Problem details
Reproduce the records below in their entirety, character for character.

Raw records
....

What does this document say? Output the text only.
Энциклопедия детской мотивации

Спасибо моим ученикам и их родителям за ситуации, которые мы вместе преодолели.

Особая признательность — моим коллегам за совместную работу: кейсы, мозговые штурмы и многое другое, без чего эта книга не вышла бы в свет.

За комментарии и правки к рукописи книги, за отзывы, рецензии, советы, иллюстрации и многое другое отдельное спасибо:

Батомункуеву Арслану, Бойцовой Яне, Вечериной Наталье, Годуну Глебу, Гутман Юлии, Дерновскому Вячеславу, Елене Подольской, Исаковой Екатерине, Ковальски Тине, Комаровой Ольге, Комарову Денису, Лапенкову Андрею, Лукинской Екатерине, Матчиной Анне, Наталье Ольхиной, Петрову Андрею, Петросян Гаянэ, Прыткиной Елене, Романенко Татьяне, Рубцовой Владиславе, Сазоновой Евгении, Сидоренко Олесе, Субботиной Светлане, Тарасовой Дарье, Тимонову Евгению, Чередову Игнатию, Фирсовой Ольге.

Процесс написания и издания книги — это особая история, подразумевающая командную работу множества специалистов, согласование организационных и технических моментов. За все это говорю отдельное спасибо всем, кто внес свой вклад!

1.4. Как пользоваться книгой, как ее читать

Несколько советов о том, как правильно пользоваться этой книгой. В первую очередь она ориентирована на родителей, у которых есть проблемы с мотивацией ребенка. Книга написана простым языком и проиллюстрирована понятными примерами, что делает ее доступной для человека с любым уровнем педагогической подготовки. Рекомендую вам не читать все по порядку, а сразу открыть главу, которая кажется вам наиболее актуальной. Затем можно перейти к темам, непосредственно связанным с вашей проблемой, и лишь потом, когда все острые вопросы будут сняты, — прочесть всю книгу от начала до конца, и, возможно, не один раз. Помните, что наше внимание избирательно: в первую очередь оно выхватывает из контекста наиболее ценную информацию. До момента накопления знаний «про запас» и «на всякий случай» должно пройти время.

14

....

The result
What does this document say? Output the text only.
Энциклопедия детской мотивации

Спасибо моим ученикам и их родителям за ситуации, которые мы вместе преодолели.

Особая признательность — моим коллегам за совместную работу: кейсы, мозговые штурмы и многое другое, без чего эта книга не вышла бы в свет.

За комментарии и правки к рукописи книги, за отзывы, рецензии, советы, иллюстрации и многое другое отдельное спасибо:

Батомункуеву Арслану, Бойцовой Яне, Вечериной Наталье, Годуну Глебу, Гутман Юлии, Дерновскому Вячеславу, Елене Подольской, Исаковой Екатерине, Ковальски Тине, Комаровой Ольге, Комарову Денису, Лапенкову Андрею, Лукинской Екатерине, Матчиной Анне, Наталье Ольхиной, Петрову Андрею, Петросян Гаянэ, Прыткиной Елене, Романенко Татьяне, Рубцовой Владиславе, Сазоновой Евгении, Сидоренко Олесе, Субботиной Светлане, Тарасовой Дарье, Тимонову Евгению, Чередову Игнатию, Фирсовой Ольге.

Процесс написания и издания книги — это особая история, подразумевающая командную работу множества специалистов, согласование организационных и технических моментов. За все это говорю отдельное спасибо всем, кто внес свой вклад!

1.4. Как пользоваться книгой, как ее читать

Несколько советов о том, как правильно пользоваться этой книгой. В первую очередь она ориентирована на родителей, у которых есть проблемы с мотивацией ребенка. Книга написана простым языком и проиллюстрирована понятными примерами, что делает ее доступной для человека с любым уровнем педагогической подготовки. Рекомендую вам не читать все по порядку, а сразу открыть главу, которая кажется вам наиболее актуальной. Затем можно перейти к темам, непосредственно связанным с вашей проблемой, и лишь потом, когда все острые вопросы будут сняты, — прочесть всю книгу от начала до конца, и, возможно, не один раз. Помните, что наше внимание избирательно: в первую очередь оно выхватывает из контекста наиболее ценную информацию. До момента накопления знаний «про запас» и «на всякий случай» должно пройти время.

14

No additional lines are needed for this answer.